Copy every line of the listing exactly.

───── Supplied material

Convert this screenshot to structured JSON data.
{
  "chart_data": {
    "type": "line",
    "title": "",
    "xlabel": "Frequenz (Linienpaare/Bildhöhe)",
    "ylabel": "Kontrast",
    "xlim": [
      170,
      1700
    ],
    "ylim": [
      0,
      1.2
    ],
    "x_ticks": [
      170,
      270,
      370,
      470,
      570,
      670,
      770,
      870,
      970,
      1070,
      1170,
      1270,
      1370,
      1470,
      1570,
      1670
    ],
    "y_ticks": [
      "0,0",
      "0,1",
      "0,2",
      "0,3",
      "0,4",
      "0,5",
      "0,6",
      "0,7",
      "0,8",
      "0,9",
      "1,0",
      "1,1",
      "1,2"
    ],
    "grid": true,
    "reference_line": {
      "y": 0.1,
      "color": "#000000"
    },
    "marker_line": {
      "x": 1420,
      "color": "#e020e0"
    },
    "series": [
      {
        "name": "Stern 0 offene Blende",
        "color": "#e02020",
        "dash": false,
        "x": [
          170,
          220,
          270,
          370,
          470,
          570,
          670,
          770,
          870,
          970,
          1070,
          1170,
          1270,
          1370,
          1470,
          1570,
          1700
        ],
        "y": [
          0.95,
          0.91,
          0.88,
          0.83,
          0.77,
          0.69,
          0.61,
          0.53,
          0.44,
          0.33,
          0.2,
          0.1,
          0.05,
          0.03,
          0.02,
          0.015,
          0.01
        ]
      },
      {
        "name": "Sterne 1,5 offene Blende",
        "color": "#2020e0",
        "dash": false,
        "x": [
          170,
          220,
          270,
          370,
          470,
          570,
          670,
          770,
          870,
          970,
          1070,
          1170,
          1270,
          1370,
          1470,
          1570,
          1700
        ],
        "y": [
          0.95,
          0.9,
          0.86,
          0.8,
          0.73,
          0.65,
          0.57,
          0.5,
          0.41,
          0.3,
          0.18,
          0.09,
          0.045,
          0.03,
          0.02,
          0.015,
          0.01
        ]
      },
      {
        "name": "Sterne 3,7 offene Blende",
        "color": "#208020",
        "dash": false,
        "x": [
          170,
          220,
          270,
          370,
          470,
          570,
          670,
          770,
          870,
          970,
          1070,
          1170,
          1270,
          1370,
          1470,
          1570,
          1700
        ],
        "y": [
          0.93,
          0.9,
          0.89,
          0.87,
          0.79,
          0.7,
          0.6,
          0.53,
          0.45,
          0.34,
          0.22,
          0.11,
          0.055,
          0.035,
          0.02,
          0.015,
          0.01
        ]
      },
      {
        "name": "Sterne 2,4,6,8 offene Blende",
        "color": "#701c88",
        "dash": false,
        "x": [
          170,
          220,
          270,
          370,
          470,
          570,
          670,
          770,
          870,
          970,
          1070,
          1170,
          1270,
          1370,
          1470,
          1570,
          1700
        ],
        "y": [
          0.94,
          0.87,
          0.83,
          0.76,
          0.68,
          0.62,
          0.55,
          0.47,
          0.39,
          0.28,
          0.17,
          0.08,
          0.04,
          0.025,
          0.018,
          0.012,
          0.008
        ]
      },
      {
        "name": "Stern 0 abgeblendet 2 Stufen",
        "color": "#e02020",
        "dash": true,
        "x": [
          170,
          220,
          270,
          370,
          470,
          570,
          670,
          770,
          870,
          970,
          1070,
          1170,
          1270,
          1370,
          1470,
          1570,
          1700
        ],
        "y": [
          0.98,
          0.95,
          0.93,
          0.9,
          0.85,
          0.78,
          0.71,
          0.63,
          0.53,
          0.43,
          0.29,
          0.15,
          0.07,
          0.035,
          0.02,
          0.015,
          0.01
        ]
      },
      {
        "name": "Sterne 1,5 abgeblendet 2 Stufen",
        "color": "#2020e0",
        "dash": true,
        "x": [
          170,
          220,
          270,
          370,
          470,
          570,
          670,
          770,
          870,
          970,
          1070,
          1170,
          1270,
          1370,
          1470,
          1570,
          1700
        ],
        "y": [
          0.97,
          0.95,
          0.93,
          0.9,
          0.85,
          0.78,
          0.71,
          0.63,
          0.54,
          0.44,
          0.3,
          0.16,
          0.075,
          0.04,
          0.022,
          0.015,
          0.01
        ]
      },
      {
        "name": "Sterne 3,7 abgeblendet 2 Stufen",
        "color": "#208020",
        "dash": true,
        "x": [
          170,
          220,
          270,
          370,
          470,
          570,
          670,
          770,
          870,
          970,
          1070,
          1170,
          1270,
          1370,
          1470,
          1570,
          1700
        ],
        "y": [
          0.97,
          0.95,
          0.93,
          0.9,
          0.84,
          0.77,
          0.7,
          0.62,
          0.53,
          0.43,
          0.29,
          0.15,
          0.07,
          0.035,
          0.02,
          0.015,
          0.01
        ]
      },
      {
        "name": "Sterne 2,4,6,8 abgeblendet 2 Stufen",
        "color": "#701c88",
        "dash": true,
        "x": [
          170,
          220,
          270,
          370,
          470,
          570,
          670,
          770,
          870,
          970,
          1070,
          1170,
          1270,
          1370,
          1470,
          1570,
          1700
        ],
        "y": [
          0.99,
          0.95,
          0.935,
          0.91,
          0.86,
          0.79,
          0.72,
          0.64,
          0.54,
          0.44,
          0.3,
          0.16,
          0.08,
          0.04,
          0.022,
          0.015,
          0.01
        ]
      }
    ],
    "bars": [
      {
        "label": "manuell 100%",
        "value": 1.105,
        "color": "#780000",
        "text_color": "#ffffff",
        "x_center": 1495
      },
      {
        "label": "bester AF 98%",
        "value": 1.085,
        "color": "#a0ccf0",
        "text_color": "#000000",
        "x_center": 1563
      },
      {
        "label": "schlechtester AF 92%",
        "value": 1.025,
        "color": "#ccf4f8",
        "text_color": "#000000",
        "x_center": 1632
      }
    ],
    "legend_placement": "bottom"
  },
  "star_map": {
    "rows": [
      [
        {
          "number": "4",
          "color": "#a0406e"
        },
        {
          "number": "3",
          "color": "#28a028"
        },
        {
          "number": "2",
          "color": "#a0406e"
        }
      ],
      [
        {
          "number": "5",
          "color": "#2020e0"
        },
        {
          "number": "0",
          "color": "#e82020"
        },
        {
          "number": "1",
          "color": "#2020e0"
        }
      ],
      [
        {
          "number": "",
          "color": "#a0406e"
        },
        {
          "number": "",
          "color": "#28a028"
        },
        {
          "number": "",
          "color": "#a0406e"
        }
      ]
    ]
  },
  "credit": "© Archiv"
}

──────────

Solution to this problem
Convert this screenshot to structured JSON data.
{
  "chart_data": {
    "type": "line",
    "title": "",
    "xlabel": "Frequenz (Linienpaare/Bildhöhe)",
    "ylabel": "Kontrast",
    "xlim": [
      170,
      1700
    ],
    "ylim": [
      0,
      1.2
    ],
    "x_ticks": [
      170,
      270,
      370,
      470,
      570,
      670,
      770,
      870,
      970,
      1070,
      1170,
      1270,
      1370,
      1470,
      1570,
      1670
    ],
    "y_ticks": [
      "0,0",
      "0,1",
      "0,2",
      "0,3",
      "0,4",
      "0,5",
      "0,6",
      "0,7",
      "0,8",
      "0,9",
      "1,0",
      "1,1",
      "1,2"
    ],
    "grid": true,
    "reference_line": {
      "y": 0.1,
      "color": "#000000"
    },
    "marker_line": {
      "x": 1420,
      "color": "#e020e0"
    },
    "series": [
      {
        "name": "Stern 0 offene Blende",
        "color": "#e02020",
        "dash": false,
        "x": [
          170,
          220,
          270,
          370,
          470,
          570,
          670,
          770,
          870,
          970,
          1070,
          1170,
          1270,
          1370,
          1470,
          1570,
          1700
        ],
        "y": [
          0.95,
          0.91,
          0.88,
          0.83,
          0.77,
          0.69,
          0.61,
          0.53,
          0.44,
          0.33,
          0.2,
          0.1,
          0.05,
          0.03,
          0.02,
          0.015,
          0.01
        ]
      },
      {
        "name": "Sterne 1,5 offene Blende",
        "color": "#2020e0",
        "dash": false,
        "x": [
          170,
          220,
          270,
          370,
          470,
          570,
          670,
          770,
          870,
          970,
          1070,
          1170,
          1270,
          1370,
          1470,
          1570,
          1700
        ],
        "y": [
          0.95,
          0.9,
          0.86,
          0.8,
          0.73,
          0.65,
          0.57,
          0.5,
          0.41,
          0.3,
          0.18,
          0.09,
          0.045,
          0.03,
          0.02,
          0.015,
          0.01
        ]
      },
      {
        "name": "Sterne 3,7 offene Blende",
        "color": "#208020",
        "dash": false,
        "x": [
          170,
          220,
          270,
          370,
          470,
          570,
          670,
          770,
          870,
          970,
          1070,
          1170,
          1270,
          1370,
          1470,
          1570,
          1700
        ],
        "y": [
          0.93,
          0.9,
          0.89,
          0.87,
          0.79,
          0.7,
          0.6,
          0.53,
          0.45,
          0.34,
          0.22,
          0.11,
          0.055,
          0.035,
          0.02,
          0.015,
          0.01
        ]
      },
      {
        "name": "Sterne 2,4,6,8 offene Blende",
        "color": "#701c88",
        "dash": false,
        "x": [
          170,
          220,
          270,
          370,
          470,
          570,
          670,
          770,
          870,
          970,
          1070,
          1170,
          1270,
          1370,
          1470,
          1570,
          1700
        ],
        "y": [
          0.94,
          0.87,
          0.83,
          0.76,
          0.68,
          0.62,
          0.55,
          0.47,
          0.39,
          0.28,
          0.17,
          0.08,
          0.04,
          0.025,
          0.018,
          0.012,
          0.008
        ]
      },
      {
        "name": "Stern 0 abgeblendet 2 Stufen",
        "color": "#e02020",
        "dash": true,
        "x": [
          170,
          220,
          270,
          370,
          470,
          570,
          670,
          770,
          870,
          970,
          1070,
          1170,
          1270,
          1370,
          1470,
          1570,
          1700
        ],
        "y": [
          0.98,
          0.95,
          0.93,
          0.9,
          0.85,
          0.78,
          0.71,
          0.63,
          0.53,
          0.43,
          0.29,
          0.15,
          0.07,
          0.035,
          0.02,
          0.015,
          0.01
        ]
      },
      {
        "name": "Sterne 1,5 abgeblendet 2 Stufen",
        "color": "#2020e0",
        "dash": true,
        "x": [
          170,
          220,
          270,
          370,
          470,
          570,
          670,
          770,
          870,
          970,
          1070,
          1170,
          1270,
          1370,
          1470,
          1570,
          1700
        ],
        "y": [
          0.97,
          0.95,
          0.93,
          0.9,
          0.85,
          0.78,
          0.71,
          0.63,
          0.54,
          0.44,
          0.3,
          0.16,
          0.075,
          0.04,
          0.022,
          0.015,
          0.01
        ]
      },
      {
        "name": "Sterne 3,7 abgeblendet 2 Stufen",
        "color": "#208020",
        "dash": true,
        "x": [
          170,
          220,
          270,
          370,
          470,
          570,
          670,
          770,
          870,
          970,
          1070,
          1170,
          1270,
          1370,
          1470,
          1570,
          1700
        ],
        "y": [
          0.97,
          0.95,
          0.93,
          0.9,
          0.84,
          0.77,
          0.7,
          0.62,
          0.53,
          0.43,
          0.29,
          0.15,
          0.07,
          0.035,
          0.02,
          0.015,
          0.01
        ]
      },
      {
        "name": "Sterne 2,4,6,8 abgeblendet 2 Stufen",
        "color": "#701c88",
        "dash": true,
        "x": [
          170,
          220,
          270,
          370,
          470,
          570,
          670,
          770,
          870,
          970,
          1070,
          1170,
          1270,
          1370,
          1470,
          1570,
          1700
        ],
        "y": [
          0.99,
          0.95,
          0.935,
          0.91,
          0.86,
          0.79,
          0.72,
          0.64,
          0.54,
          0.44,
          0.3,
          0.16,
          0.08,
          0.04,
          0.022,
          0.015,
          0.01
        ]
      }
    ],
    "bars": [
      {
        "label": "manuell 100%",
        "value": 1.105,
        "color": "#780000",
        "text_color": "#ffffff",
        "x_center": 1495
      },
      {
        "label": "bester AF 98%",
        "value": 1.085,
        "color": "#a0ccf0",
        "text_color": "#000000",
        "x_center": 1563
      },
      {
        "label": "schlechtester AF 92%",
        "value": 1.025,
        "color": "#ccf4f8",
        "text_color": "#000000",
        "x_center": 1632
      }
    ],
    "legend_placement": "bottom"
  },
  "star_map": {
    "rows": [
      [
        {
          "number": "4",
          "color": "#a0406e"
        },
        {
          "number": "3",
          "color": "#28a028"
        },
        {
          "number": "2",
          "color": "#a0406e"
        }
      ],
      [
        {
          "number": "5",
          "color": "#2020e0"
        },
        {
          "number": "0",
          "color": "#e82020"
        },
        {
          "number": "1",
          "color": "#2020e0"
        }
      ],
      [
        {
          "number": "",
          "color": "#a0406e"
        },
        {
          "number": "",
          "color": "#28a028"
        },
        {
          "number": "",
          "color": "#a0406e"
        }
      ]
    ]
  },
  "credit": "© Archiv"
}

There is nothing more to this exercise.